··· FRAGMENTO
En una ocasión sin saber por qué o para qué me introduje en un túnel que parecía un laberinto; por más que yo a tientas avanzaba no alcanzaba a vislumbrar una salida. Todo era semioscuridad. Lancé un grito pidiendo ayuda. Transcurrieron segundos eternos. Me respondió una voz de mujer, casi un murmullo pegado a mi oído: “Quizá sólo estás siendo Alicia del otro lado del espejo, o tal vez seas el retorno a la infancia; todo lo que tienes que hacer para salir de aquí es desearlo. Salir del mismo modo en que llegaste. Consulta tu mente, el rastro en la cartografía de tus deseos”. Enseguida, la voz-murmullo calló. Y yo pensé: “Ahora mismo saldré de este túnel, ¿o será un laberinto?”. Cerré los ojos, y sentí que caía en un abismo. Al abrirlos, me encontré en mi casa, de pie en mi cuarto, y sentada a mi escritorio se hallaba una mujer con un libro abierto entre las manos; leía en voz alta: “Busco tierra firme. / Descubro una configuración geográfica, / un mapa de estrellas y galaxias que flotan sobre el agua; / la ruta de marinos extraviados / que persiguen sirenas y encuentran un manatí / pastando en la pradera”. Era la poeta Ruth Vargas Leyva. Su presencia fue también la sugerencia de una pintura. Esto ocurrió en un periodo de mi vida en que yo no sabía aún que la experiencia de la pérdida o el extravío personal, sean verificables o solo oníricos, pueden tornarse en desafío para volver a materializar lo perdido bajo la voluntad de la forma juntando misterios. Está de más precisar si lo aquí narrado corresponde al tiempo del dormir o a la más cruda realidad. Simple y sencillamente fue.
Entró en mi vista (en mi vida) la poeta Ruth Vargas Leyva hará cosa de treinta años, cuando yo era un estudiante en Tijuana en la Universidad Autónoma de Baja California. Llegó de noche, porque la carrera que yo cursaba entonces, Lengua y Literatura de Hispanoamérica, se cursaba en turno nocturno en una escuela de Humanidades con apenas un par de años de haber sido creada. Llegó de noche Ruth, en compañía de la coordinadora de la carrera, quien nos la presentó al grupo como la nueva maestra de la materia Teoría y crítica literarias. Para beneplácito mío, que tanto gusto del género de la biografía, Ruth en sus clases nos conminaba a leer sobre la vida de escritores. En una ocasión llegó a una de aquellas clases con un libro en la mano: Virginia Woolf: El vicio absurdo, de Viviane Forrester. Llegó, puso el libro sobre el escritorio, se sentó y empezó a hablarnos de la vida de Woolf. Me asombró la pasión con que Ruth hablaba sobre la autora londinense, como en el presente me ocurre cuando la escucho hablar sobre Alejandra Pizarnik o de la cantante Amy Winehouse. Y más me asombró cuando, en aquella ocasión, citó una descripción de Woolf sobre su hermana Vanessa: “hermosa, de perfil griego pero griego decadente”. Nos mostró la maestra una pequeña joya ejemplar de la capacidad escritural de Virginia Woolf para con una sola frase trazar efigie de una persona-personaje.
······
··· MATERIAL PROPORCIONADO
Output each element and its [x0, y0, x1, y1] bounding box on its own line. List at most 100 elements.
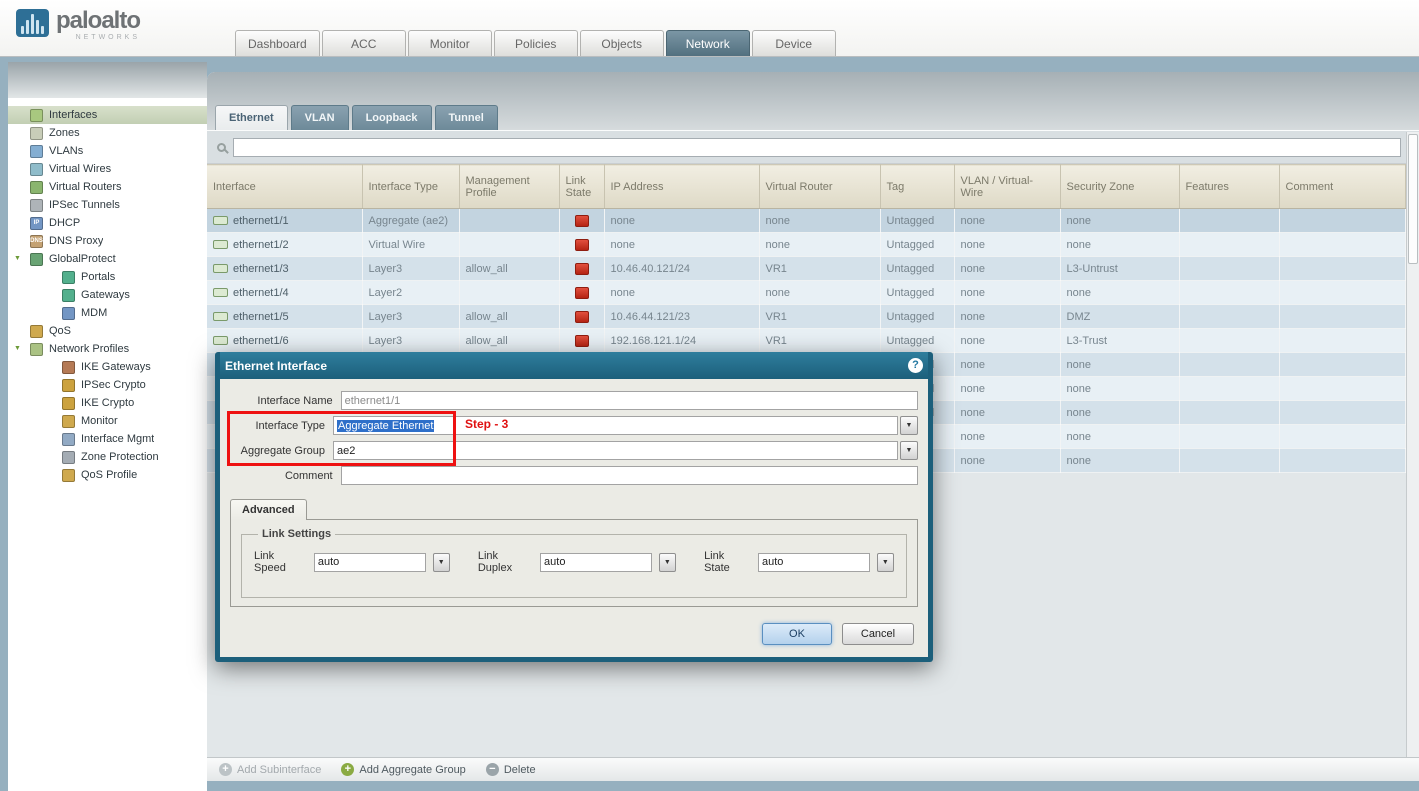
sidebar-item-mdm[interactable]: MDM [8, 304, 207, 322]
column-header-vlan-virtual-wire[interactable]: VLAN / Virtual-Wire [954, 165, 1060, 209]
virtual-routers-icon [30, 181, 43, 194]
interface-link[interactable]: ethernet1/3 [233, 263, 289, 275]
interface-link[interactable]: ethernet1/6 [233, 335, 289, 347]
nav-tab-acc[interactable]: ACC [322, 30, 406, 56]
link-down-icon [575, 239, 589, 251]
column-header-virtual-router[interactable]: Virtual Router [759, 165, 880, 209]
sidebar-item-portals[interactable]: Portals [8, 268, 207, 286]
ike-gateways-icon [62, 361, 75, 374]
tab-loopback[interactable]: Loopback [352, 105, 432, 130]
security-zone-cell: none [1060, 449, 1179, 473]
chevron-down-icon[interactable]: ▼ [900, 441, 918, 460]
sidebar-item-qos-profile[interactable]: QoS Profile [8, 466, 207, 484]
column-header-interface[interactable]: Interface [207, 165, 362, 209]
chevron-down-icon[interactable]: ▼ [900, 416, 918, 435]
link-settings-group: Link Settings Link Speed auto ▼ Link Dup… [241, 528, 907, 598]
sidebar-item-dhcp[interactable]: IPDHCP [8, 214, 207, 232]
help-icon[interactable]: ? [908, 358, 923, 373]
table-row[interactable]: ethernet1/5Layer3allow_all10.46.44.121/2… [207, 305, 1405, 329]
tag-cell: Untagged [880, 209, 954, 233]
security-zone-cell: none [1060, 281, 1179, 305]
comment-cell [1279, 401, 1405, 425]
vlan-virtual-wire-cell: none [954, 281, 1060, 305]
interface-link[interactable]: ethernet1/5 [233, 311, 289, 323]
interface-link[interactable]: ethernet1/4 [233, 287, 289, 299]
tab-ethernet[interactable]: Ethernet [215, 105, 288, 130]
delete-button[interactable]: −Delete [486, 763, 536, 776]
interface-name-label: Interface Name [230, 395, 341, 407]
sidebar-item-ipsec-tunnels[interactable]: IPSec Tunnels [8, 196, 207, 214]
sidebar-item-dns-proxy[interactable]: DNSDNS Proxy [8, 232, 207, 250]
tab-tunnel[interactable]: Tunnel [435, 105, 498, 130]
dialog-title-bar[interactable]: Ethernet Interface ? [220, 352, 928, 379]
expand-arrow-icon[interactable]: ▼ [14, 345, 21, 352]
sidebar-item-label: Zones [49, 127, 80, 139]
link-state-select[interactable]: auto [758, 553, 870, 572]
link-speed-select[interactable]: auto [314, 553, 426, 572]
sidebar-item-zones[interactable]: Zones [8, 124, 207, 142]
······
_TAREAS A REALIZAR_
1. Por favor, enumera todos los nombres de personas o personajes que aparecen en el texto sobre Ruth Vargas Leyva.
2. Continúa el texto sobre Ruth Vargas Leyva a partir de su última oración.

_LAS RESPUESTAS_
1. Alicia, Ruth Vargas Leyva, Virginia Woolf, Viviane Forrester, Alejandra Pizarnik, Amy Winehouse, Vanessa

2.
El tiempo transcurrió. Yo mal concluí mi formación universitaria. Me fui de Tijuana y Ruth y yo no volvimos a vernos durante más de 20 años. Nos reencontramos en el año 2014 y desde entonces no ha cesado el diálogo entre nosotros. En el año de la crisis pandémica contabilicé más de cincuenta llamadas telefónicas entre nosotros. En su compañía he compartido reuniones memorables en Tijuana con otros maestros de mi juventud, poetas y amigos. Y tuve el privilegio, junto con Luis Cortés Bargalló, de haber participado, a petición de Haydé Zavala, en la tan esperada reedición de la emblemática antología de poetas tijuanenses Siete poetas jóvenes de Tijuana, donde Ruth es la única mujer del grupo.
Ruth Vargas Leyva nació en Culiacán, Sinaloa, en 1946, y vive en Tijuana desde que tenía tres años de edad. Economista de formación, se ha dedicado profesionalmente a la docencia y a la investigación derivadas de esta carrera. Y nunca ha puesto tregua a su andar por el camino de la poesía, si bien ha sido en los últimos años en los que su palabra poética se ha visto materializada en mayor medida en varios libros de culminante factura: Los nombres pendientes, Más allá de la niebla, Los días contados, así como la novela corta de raigambre biográfica-genealógica Felicia.
Leo la poesía de Ruth Vargas Leyva, sus libros, y advierto que con ellos debiera disolverse un cúmulo de prejuicios surgidos desde la ya antigua perspectiva y sordera de la cultura literaria centralista, sostenidas estas en el argumento a veces silencioso de una hipotética “literatura de provincia”. “De provincia”, categoría que resulta obsoleta e injusta en tanto que a los libros o expresiones artísticas que así se catalogan se les niega de antemano, al demarcarlos a tal o cual región, la condición universalista que muchos de ellos poseen. “¿Qué piensas sobre ese calificativo, ‘de provincia’?”, le pregunté recientemente a la poeta.
—Puede ser hasta ofensivo —me respondió.
—Y discriminatorio —agregué.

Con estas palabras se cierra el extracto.